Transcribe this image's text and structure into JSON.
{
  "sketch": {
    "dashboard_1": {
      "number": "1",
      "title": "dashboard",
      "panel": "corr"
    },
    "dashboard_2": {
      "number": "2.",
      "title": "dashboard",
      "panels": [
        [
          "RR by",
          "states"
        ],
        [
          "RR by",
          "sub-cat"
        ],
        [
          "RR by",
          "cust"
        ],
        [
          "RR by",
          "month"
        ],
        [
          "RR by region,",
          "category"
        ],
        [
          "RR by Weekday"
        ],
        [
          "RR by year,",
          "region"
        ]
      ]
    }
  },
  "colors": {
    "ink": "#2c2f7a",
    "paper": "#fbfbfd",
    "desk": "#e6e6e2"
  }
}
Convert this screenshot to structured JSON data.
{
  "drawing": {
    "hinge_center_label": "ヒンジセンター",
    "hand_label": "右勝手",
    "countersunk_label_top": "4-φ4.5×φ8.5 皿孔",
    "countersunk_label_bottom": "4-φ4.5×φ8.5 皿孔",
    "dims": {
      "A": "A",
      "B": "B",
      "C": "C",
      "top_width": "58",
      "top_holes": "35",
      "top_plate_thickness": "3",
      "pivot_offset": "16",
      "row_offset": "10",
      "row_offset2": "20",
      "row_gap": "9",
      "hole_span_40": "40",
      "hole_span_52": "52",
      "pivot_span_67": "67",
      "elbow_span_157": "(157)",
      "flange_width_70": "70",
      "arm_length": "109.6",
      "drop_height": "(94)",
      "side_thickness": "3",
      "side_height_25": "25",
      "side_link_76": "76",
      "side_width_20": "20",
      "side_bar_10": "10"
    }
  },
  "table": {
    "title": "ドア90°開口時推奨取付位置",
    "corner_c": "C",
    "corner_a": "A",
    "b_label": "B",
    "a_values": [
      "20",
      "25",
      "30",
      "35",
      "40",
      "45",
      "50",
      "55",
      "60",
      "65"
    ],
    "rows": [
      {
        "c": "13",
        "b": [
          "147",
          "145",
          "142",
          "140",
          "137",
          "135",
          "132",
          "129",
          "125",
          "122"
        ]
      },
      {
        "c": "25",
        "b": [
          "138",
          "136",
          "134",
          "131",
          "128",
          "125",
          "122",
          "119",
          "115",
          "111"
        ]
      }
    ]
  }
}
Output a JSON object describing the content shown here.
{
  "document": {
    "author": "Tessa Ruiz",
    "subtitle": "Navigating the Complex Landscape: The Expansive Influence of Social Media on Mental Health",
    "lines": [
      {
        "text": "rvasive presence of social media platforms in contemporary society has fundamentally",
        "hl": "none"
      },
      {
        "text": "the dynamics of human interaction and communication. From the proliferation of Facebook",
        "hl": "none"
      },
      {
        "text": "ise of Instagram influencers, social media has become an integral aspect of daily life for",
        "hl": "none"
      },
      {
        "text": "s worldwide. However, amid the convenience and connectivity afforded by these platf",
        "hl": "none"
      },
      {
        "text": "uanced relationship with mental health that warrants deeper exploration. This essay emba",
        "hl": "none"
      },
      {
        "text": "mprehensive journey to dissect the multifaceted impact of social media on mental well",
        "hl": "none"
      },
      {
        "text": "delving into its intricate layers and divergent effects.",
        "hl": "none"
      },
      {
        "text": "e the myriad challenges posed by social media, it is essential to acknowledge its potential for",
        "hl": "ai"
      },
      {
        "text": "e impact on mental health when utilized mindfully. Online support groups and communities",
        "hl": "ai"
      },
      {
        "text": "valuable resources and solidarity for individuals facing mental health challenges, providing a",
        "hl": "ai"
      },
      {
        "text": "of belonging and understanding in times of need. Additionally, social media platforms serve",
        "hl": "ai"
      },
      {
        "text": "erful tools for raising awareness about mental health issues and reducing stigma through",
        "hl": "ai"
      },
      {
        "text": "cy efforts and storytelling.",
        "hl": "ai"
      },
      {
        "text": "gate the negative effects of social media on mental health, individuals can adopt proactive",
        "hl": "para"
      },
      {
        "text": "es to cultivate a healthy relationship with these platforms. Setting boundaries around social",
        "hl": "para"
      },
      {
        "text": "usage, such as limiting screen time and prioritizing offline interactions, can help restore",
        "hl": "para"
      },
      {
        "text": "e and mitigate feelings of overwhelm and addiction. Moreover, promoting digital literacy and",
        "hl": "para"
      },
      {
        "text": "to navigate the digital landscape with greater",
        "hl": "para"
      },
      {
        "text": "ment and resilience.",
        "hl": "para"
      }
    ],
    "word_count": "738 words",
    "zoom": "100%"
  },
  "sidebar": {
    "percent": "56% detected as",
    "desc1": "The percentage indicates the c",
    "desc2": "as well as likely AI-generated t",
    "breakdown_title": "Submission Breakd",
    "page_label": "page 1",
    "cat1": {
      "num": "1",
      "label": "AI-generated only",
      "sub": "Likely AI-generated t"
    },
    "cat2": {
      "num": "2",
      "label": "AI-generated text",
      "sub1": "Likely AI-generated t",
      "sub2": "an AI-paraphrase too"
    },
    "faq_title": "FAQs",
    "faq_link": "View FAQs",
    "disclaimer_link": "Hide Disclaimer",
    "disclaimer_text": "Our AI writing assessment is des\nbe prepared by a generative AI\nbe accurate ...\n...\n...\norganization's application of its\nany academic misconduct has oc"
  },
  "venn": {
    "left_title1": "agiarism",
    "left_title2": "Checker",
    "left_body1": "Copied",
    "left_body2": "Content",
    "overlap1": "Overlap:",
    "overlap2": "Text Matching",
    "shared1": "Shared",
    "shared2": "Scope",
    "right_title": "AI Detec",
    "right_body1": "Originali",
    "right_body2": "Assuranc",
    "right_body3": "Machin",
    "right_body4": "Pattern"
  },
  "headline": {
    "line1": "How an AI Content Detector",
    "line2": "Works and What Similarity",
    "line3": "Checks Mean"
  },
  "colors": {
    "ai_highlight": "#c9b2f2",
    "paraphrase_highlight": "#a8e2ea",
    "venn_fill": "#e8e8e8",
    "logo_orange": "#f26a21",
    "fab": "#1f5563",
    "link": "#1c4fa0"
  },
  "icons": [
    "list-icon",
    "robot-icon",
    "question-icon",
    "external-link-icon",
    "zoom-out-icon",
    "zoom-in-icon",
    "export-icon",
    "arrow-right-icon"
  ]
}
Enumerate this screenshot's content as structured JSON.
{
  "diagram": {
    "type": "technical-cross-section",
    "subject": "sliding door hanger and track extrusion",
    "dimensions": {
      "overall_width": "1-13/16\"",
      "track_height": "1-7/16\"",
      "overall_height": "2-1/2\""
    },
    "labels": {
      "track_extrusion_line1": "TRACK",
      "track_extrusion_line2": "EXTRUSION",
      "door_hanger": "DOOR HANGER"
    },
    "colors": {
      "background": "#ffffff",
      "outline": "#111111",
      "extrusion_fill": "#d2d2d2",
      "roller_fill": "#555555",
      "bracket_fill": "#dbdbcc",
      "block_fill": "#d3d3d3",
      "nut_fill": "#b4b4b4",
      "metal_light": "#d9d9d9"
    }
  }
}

WRITTEN EXERCISE.
Repeat the data exactly. Leave nothing out.

RESPONSE.
Transcribe this image's text and structure into JSON.
{
  "sketch": {
    "dashboard_1": {
      "number": "1",
      "title": "dashboard",
      "panel": "corr"
    },
    "dashboard_2": {
      "number": "2.",
      "title": "dashboard",
      "panels": [
        [
          "RR by",
          "states"
        ],
        [
          "RR by",
          "sub-cat"
        ],
        [
          "RR by",
          "cust"
        ],
        [
          "RR by",
          "month"
        ],
        [
          "RR by region,",
          "category"
        ],
        [
          "RR by Weekday"
        ],
        [
          "RR by year,",
          "region"
        ]
      ]
    }
  },
  "colors": {
    "ink": "#2c2f7a",
    "paper": "#fbfbfd",
    "desk": "#e6e6e2"
  }
}
Convert this screenshot to structured JSON data.
{
  "drawing": {
    "hinge_center_label": "ヒンジセンター",
    "hand_label": "右勝手",
    "countersunk_label_top": "4-φ4.5×φ8.5 皿孔",
    "countersunk_label_bottom": "4-φ4.5×φ8.5 皿孔",
    "dims": {
      "A": "A",
      "B": "B",
      "C": "C",
      "top_width": "58",
      "top_holes": "35",
      "top_plate_thickness": "3",
      "pivot_offset": "16",
      "row_offset": "10",
      "row_offset2": "20",
      "row_gap": "9",
      "hole_span_40": "40",
      "hole_span_52": "52",
      "pivot_span_67": "67",
      "elbow_span_157": "(157)",
      "flange_width_70": "70",
      "arm_length": "109.6",
      "drop_height": "(94)",
      "side_thickness": "3",
      "side_height_25": "25",
      "side_link_76": "76",
      "side_width_20": "20",
      "side_bar_10": "10"
    }
  },
  "table": {
    "title": "ドア90°開口時推奨取付位置",
    "corner_c": "C",
    "corner_a": "A",
    "b_label": "B",
    "a_values": [
      "20",
      "25",
      "30",
      "35",
      "40",
      "45",
      "50",
      "55",
      "60",
      "65"
    ],
    "rows": [
      {
        "c": "13",
        "b": [
          "147",
          "145",
          "142",
          "140",
          "137",
          "135",
          "132",
          "129",
          "125",
          "122"
        ]
      },
      {
        "c": "25",
        "b": [
          "138",
          "136",
          "134",
          "131",
          "128",
          "125",
          "122",
          "119",
          "115",
          "111"
        ]
      }
    ]
  }
}
Output a JSON object describing the content shown here.
{
  "document": {
    "author": "Tessa Ruiz",
    "subtitle": "Navigating the Complex Landscape: The Expansive Influence of Social Media on Mental Health",
    "lines": [
      {
        "text": "rvasive presence of social media platforms in contemporary society has fundamentally",
        "hl": "none"
      },
      {
        "text": "the dynamics of human interaction and communication. From the proliferation of Facebook",
        "hl": "none"
      },
      {
        "text": "ise of Instagram influencers, social media has become an integral aspect of daily life for",
        "hl": "none"
      },
      {
        "text": "s worldwide. However, amid the convenience and connectivity afforded by these platf",
        "hl": "none"
      },
      {
        "text": "uanced relationship with mental health that warrants deeper exploration. This essay emba",
        "hl": "none"
      },
      {
        "text": "mprehensive journey to dissect the multifaceted impact of social media on mental well",
        "hl": "none"
      },
      {
        "text": "delving into its intricate layers and divergent effects.",
        "hl": "none"
      },
      {
        "text": "e the myriad challenges posed by social media, it is essential to acknowledge its potential for",
        "hl": "ai"
      },
      {
        "text": "e impact on mental health when utilized mindfully. Online support groups and communities",
        "hl": "ai"
      },
      {
        "text": "valuable resources and solidarity for individuals facing mental health challenges, providing a",
        "hl": "ai"
      },
      {
        "text": "of belonging and understanding in times of need. Additionally, social media platforms serve",
        "hl": "ai"
      },
      {
        "text": "erful tools for raising awareness about mental health issues and reducing stigma through",
        "hl": "ai"
      },
      {
        "text": "cy efforts and storytelling.",
        "hl": "ai"
      },
      {
        "text": "gate the negative effects of social media on mental health, individuals can adopt proactive",
        "hl": "para"
      },
      {
        "text": "es to cultivate a healthy relationship with these platforms. Setting boundaries around social",
        "hl": "para"
      },
      {
        "text": "usage, such as limiting screen time and prioritizing offline interactions, can help restore",
        "hl": "para"
      },
      {
        "text": "e and mitigate feelings of overwhelm and addiction. Moreover, promoting digital literacy and",
        "hl": "para"
      },
      {
        "text": "to navigate the digital landscape with greater",
        "hl": "para"
      },
      {
        "text": "ment and resilience.",
        "hl": "para"
      }
    ],
    "word_count": "738 words",
    "zoom": "100%"
  },
  "sidebar": {
    "percent": "56% detected as",
    "desc1": "The percentage indicates the c",
    "desc2": "as well as likely AI-generated t",
    "breakdown_title": "Submission Breakd",
    "page_label": "page 1",
    "cat1": {
      "num": "1",
      "label": "AI-generated only",
      "sub": "Likely AI-generated t"
    },
    "cat2": {
      "num": "2",
      "label": "AI-generated text",
      "sub1": "Likely AI-generated t",
      "sub2": "an AI-paraphrase too"
    },
    "faq_title": "FAQs",
    "faq_link": "View FAQs",
    "disclaimer_link": "Hide Disclaimer",
    "disclaimer_text": "Our AI writing assessment is des\nbe prepared by a generative AI\nbe accurate ...\n...\n...\norganization's application of its\nany academic misconduct has oc"
  },
  "venn": {
    "left_title1": "agiarism",
    "left_title2": "Checker",
    "left_body1": "Copied",
    "left_body2": "Content",
    "overlap1": "Overlap:",
    "overlap2": "Text Matching",
    "shared1": "Shared",
    "shared2": "Scope",
    "right_title": "AI Detec",
    "right_body1": "Originali",
    "right_body2": "Assuranc",
    "right_body3": "Machin",
    "right_body4": "Pattern"
  },
  "headline": {
    "line1": "How an AI Content Detector",
    "line2": "Works and What Similarity",
    "line3": "Checks Mean"
  },
  "colors": {
    "ai_highlight": "#c9b2f2",
    "paraphrase_highlight": "#a8e2ea",
    "venn_fill": "#e8e8e8",
    "logo_orange": "#f26a21",
    "fab": "#1f5563",
    "link": "#1c4fa0"
  },
  "icons": [
    "list-icon",
    "robot-icon",
    "question-icon",
    "external-link-icon",
    "zoom-out-icon",
    "zoom-in-icon",
    "export-icon",
    "arrow-right-icon"
  ]
}
Enumerate this screenshot's content as structured JSON.
{
  "diagram": {
    "type": "technical-cross-section",
    "subject": "sliding door hanger and track extrusion",
    "dimensions": {
      "overall_width": "1-13/16\"",
      "track_height": "1-7/16\"",
      "overall_height": "2-1/2\""
    },
    "labels": {
      "track_extrusion_line1": "TRACK",
      "track_extrusion_line2": "EXTRUSION",
      "door_hanger": "DOOR HANGER"
    },
    "colors": {
      "background": "#ffffff",
      "outline": "#111111",
      "extrusion_fill": "#d2d2d2",
      "roller_fill": "#555555",
      "bracket_fill": "#dbdbcc",
      "block_fill": "#d3d3d3",
      "nut_fill": "#b4b4b4",
      "metal_light": "#d9d9d9"
    }
  }
}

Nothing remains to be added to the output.